¿Cómo se conoce un territorio?
12 de abril de 2025
A lo largo del tiempo y la ciudad, la respuesta parece abrirse más que cerrarse. Conocer un territorio no es fijarlo en una imagen ni aprehenderlo en una lista de coordenadas; bien se decía que el mapa no es el territorio – entrar en una danza con algo que cambia, que se mueve, que se rehace con cada habitante, con cada tránsito, se plantea: ¿se llega alguna vez a conocer un territorio?
Desde un hablar situado en los márgenes de Santiago —donde aún sobreviven potreros, zanjas, quebradas, sitios eriazos que escapan a la lógica del mall o del condominio— el territorio se muestra como una superficie en disputa. Hay allí materia viva, memoria, pero también despojo. Esos espacios son a la vez orilla y centro para quienes los habitan: niñeces que juegan entre pastizales, abuelas que recogen hierbas, perros que deambulan. No son postales: son territorios en mutación, en un decurso histórico en el margen de operaciones con fines neoliberales de la co-fraternidad.
En ese movimiento entra la noción de desterritorialización; lo que parecía estable se suelta, se corre, se reinventa. El mapa que dibujamos ayer ya no coincide con el andar de hoy. Las comunidades que antes habitaban un sector han sido desplazadas, pero otras resisten, reconectan, transterritorializan el espacio. Lo que fue baldío se vuelve huerta. Lo que fue frontera se vuelve centro de encuentro. En esa transformación, el territorio se fuga —no por desaparecer, sino por no dejarse capturar por completo.
Tal vez por eso, más que conocer un territorio, lo que hacemos es relacionarnos con él. A ratos creemos conocerlo, y al día siguiente ya no está igual: hay una nueva planta creciendo en la grieta, una calle rebautizada con memoria, una calle vandalizada con un hermoso graffiti, una calle con miedo al recuerdo pintada de un color pálido, y otras mixtas que toman formas de comunidad. Es el ritmo de una ciudad mestiza, viva, fracturada pero también con una magma fértil.
En ese flujo, atravesados por la imposibilidad del conocer, el comprender el territorio es dejarse enseñar por lo que permanece y por lo que cambia. Es reconocer el saber de los pueblos del Abya Yala que cuidan sin poseer, que leen el suelo como se lee una piel, con respeto y sin romantizar sus guerras floridas. Es oír cómo el Mapocho aún murmura bajo el concreto, y notar sus pelusas hoy devenidos en insurgentes del sename en primera línea, dando en el calor de la inmanencia sobreviviencia nuevos glosarios no registrados por la RAE – Es mirar al cerro como lugar sagrado que cohabita con lo profano, y no como mero estorbo urbanístico.

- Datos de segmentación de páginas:
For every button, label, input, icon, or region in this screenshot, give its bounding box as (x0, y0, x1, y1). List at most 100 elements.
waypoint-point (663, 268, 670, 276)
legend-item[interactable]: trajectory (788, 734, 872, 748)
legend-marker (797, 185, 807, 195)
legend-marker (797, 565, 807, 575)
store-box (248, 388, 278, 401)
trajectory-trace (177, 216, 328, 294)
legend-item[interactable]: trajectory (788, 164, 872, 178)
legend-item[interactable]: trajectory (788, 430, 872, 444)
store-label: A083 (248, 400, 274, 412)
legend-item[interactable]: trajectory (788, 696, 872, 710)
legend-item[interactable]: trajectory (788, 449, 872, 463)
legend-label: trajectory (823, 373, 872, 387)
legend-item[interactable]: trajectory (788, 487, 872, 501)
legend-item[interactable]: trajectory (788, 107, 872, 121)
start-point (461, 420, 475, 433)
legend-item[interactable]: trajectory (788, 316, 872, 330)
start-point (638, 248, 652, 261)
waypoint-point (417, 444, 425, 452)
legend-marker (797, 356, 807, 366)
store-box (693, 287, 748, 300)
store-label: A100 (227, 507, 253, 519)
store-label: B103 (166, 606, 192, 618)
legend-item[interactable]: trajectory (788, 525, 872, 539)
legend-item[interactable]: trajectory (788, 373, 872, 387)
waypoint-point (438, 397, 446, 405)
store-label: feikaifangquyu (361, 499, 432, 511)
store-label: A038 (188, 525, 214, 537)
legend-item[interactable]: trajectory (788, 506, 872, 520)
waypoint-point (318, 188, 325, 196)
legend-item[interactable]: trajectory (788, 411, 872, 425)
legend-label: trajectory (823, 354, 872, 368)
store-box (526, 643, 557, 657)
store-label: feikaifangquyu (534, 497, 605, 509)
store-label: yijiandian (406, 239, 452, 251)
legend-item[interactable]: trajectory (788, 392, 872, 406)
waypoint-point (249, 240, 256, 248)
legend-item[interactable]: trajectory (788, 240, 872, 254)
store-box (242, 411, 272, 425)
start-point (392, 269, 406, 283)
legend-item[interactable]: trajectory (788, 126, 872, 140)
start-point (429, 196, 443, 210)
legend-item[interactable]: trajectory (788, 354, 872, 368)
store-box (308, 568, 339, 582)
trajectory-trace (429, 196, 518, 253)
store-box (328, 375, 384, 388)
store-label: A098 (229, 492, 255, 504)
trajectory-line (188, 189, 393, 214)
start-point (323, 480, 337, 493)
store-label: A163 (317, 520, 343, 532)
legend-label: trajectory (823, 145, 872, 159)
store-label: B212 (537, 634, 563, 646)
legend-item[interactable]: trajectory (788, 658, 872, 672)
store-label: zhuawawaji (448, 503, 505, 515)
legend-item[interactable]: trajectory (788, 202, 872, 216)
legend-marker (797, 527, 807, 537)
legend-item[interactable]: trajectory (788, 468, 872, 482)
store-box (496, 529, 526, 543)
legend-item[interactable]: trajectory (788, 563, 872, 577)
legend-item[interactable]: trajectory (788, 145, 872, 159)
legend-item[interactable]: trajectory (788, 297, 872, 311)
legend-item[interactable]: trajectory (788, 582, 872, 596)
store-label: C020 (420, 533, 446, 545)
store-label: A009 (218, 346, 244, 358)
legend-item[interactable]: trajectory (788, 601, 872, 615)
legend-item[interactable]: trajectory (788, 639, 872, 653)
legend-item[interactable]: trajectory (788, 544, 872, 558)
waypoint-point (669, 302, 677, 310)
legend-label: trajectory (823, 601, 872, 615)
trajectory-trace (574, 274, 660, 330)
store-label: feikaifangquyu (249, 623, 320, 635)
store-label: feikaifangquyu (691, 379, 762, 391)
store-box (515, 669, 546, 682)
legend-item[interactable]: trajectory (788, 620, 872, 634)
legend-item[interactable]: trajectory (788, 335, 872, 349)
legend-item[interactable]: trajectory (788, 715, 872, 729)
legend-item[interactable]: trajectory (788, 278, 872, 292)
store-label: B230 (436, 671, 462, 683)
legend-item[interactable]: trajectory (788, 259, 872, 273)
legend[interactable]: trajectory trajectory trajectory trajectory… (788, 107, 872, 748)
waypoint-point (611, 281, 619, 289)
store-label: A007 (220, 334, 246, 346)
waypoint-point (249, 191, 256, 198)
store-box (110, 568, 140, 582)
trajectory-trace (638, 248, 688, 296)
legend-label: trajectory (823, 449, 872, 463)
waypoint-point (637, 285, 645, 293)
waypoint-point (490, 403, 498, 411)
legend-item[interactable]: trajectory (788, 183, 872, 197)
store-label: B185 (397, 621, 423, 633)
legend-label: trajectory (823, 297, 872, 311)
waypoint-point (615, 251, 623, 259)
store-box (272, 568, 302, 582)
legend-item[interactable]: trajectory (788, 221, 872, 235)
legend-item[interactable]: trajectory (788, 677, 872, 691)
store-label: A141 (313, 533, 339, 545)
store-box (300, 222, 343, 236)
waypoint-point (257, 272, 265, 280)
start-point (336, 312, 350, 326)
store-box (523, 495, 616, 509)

- Tarea 1: ¿Qué espacios, según el texto sobre el territorio, aún sobreviven en los márgenes de Santiago? Enumérelos todos.
- Tarea 2: En el texto sobre el territorio, ¿qué río aún murmura bajo el concreto?
- Tarea 3: Reescriba en forma de lista, conservando sus datos principales, el párrafo del texto sobre el territorio que comienza con "En ese movimiento entra la noción de desterritorialización".

- Resultado 1:
- Potreros
- Zanjas
- Quebradas
- Sitios eriazos

- Resultado 2: El Mapocho.

- Resultado 3:
- Con la desterritorialización, lo que parecía estable se suelta, se corre y se reinventa.
- El mapa de ayer ya no coincide con el andar de hoy.
- Algunas comunidades han sido desplazadas, pero otras resisten, reconectan y transterritorializan el espacio.
- Lo que fue baldío se vuelve huerta, y lo que fue frontera, centro de encuentro.
- El territorio se fuga: no desaparece, sino que no se deja capturar por completo.